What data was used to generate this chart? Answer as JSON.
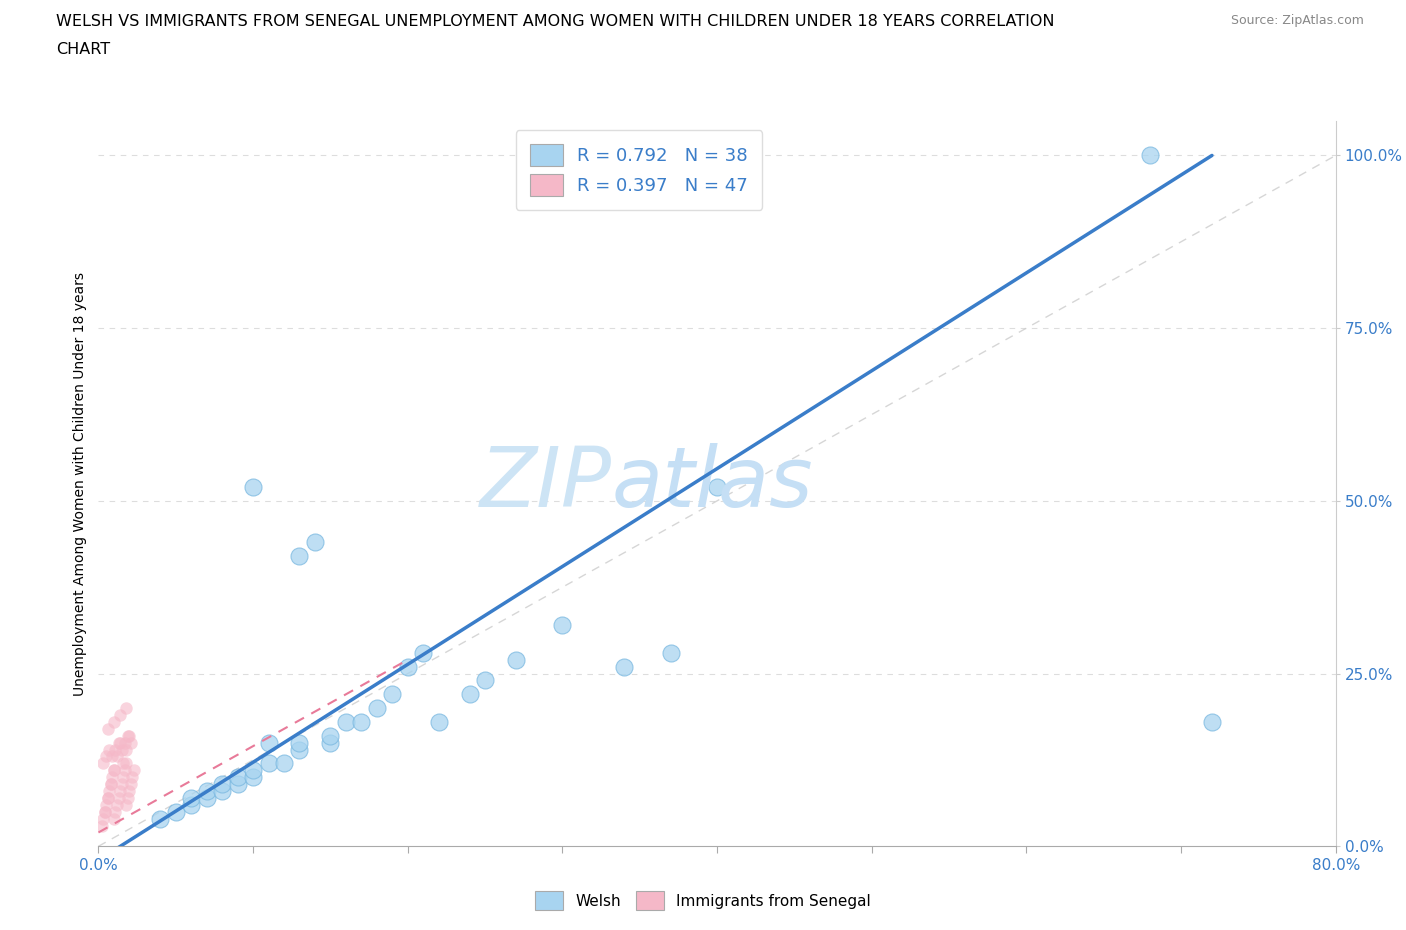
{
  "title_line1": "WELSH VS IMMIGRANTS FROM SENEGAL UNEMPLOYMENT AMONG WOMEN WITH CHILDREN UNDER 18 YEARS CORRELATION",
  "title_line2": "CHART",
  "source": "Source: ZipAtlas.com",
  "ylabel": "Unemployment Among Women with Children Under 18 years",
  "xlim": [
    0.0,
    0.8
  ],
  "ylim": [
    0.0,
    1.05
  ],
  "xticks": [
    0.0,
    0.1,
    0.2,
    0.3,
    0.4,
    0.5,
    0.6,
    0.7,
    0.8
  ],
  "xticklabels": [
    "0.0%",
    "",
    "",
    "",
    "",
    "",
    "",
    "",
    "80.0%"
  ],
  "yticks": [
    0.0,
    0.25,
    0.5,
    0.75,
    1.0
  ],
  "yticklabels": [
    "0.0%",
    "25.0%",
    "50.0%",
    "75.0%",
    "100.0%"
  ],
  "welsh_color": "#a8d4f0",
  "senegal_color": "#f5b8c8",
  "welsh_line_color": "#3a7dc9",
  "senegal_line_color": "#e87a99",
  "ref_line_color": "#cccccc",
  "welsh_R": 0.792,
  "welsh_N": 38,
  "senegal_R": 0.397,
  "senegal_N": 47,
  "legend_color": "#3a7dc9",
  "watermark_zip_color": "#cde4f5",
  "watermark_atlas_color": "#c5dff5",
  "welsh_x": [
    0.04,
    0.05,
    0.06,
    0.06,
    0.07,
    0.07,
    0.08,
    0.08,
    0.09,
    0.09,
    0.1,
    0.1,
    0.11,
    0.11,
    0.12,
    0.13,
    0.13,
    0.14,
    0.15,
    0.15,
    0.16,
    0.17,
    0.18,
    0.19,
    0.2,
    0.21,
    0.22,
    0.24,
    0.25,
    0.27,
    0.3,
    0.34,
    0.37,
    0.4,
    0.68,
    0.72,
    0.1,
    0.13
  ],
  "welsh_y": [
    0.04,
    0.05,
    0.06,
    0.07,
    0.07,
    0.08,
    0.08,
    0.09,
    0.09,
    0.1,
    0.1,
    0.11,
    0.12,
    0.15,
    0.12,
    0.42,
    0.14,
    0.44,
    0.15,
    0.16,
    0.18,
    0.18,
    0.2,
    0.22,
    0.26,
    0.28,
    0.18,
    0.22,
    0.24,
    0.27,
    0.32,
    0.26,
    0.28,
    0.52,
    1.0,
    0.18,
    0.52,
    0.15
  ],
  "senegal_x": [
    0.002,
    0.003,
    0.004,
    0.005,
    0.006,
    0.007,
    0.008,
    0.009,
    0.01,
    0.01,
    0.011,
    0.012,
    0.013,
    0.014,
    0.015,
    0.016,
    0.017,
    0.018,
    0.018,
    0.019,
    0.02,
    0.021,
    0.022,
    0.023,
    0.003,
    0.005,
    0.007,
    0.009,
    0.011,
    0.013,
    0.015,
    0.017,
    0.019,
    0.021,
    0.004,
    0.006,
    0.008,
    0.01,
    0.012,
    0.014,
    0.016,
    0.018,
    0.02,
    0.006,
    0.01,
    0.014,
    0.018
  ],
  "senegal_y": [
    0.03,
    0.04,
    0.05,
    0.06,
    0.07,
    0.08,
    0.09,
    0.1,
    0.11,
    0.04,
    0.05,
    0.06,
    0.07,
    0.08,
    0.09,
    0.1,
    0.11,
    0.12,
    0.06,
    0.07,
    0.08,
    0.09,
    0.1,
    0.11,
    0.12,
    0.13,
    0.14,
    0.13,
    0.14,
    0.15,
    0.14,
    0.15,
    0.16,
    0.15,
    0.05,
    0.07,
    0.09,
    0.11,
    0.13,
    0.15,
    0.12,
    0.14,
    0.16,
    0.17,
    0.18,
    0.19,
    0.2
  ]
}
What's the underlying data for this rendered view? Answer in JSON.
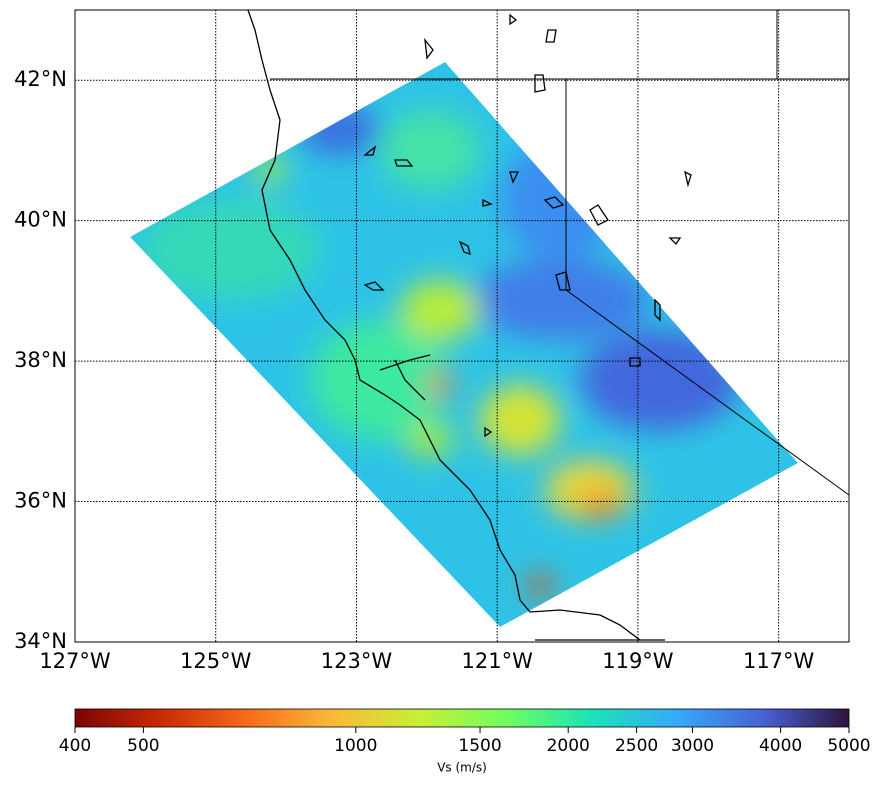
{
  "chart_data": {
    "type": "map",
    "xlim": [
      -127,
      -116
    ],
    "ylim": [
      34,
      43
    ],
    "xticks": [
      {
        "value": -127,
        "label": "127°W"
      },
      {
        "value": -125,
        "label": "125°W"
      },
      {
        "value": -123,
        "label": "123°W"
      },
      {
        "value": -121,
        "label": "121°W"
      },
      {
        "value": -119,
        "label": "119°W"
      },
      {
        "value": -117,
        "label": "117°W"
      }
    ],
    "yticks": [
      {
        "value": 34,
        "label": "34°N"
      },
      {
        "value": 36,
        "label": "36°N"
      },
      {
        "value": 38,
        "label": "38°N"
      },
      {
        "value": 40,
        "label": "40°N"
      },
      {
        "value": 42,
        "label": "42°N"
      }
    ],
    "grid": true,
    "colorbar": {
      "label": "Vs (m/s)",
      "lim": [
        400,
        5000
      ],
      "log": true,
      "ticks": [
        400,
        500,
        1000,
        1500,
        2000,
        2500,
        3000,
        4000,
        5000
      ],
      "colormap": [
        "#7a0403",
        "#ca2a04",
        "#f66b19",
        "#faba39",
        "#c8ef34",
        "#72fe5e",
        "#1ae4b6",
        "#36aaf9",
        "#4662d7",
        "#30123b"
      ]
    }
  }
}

************

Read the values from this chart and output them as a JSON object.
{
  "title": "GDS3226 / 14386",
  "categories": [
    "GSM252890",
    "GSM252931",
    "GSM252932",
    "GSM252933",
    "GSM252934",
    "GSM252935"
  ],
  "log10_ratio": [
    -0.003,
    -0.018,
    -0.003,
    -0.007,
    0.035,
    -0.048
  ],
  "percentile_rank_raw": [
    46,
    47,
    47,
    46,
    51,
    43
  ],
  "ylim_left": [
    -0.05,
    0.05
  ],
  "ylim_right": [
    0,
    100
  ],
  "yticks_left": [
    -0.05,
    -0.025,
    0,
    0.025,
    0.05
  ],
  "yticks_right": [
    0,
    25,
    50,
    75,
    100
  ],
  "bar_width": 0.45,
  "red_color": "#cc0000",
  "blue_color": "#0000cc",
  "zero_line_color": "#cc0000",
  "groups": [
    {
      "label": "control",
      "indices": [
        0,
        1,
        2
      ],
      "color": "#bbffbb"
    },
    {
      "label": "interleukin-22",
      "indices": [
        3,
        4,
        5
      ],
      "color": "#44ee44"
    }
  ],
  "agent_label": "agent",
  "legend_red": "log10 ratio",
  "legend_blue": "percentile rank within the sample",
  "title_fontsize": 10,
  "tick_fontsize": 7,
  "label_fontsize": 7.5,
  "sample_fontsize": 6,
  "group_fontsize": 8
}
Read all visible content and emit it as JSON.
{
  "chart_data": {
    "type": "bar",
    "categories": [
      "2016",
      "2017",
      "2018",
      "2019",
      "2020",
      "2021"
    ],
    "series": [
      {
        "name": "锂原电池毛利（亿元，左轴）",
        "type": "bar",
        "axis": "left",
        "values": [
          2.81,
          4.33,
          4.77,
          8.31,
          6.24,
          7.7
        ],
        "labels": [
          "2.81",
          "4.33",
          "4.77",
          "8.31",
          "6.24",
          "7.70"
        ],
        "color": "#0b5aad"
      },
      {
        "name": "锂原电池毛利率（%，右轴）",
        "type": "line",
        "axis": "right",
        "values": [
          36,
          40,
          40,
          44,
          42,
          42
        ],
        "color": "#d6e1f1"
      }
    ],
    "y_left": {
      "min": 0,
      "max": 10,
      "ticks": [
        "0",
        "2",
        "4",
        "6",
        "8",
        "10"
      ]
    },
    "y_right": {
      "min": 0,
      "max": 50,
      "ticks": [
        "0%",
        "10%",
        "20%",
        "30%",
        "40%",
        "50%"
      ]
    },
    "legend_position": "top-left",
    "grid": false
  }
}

************

Short problem: Gather all lines from the records above in which "JSON" appears.

Result of this task:
What data was used to generate this chart? Answer as JSON.
What's the underlying data for this rendered view? Answer in JSON.
Read the values from this chart and output them as a JSON object.
Read all visible content and emit it as JSON.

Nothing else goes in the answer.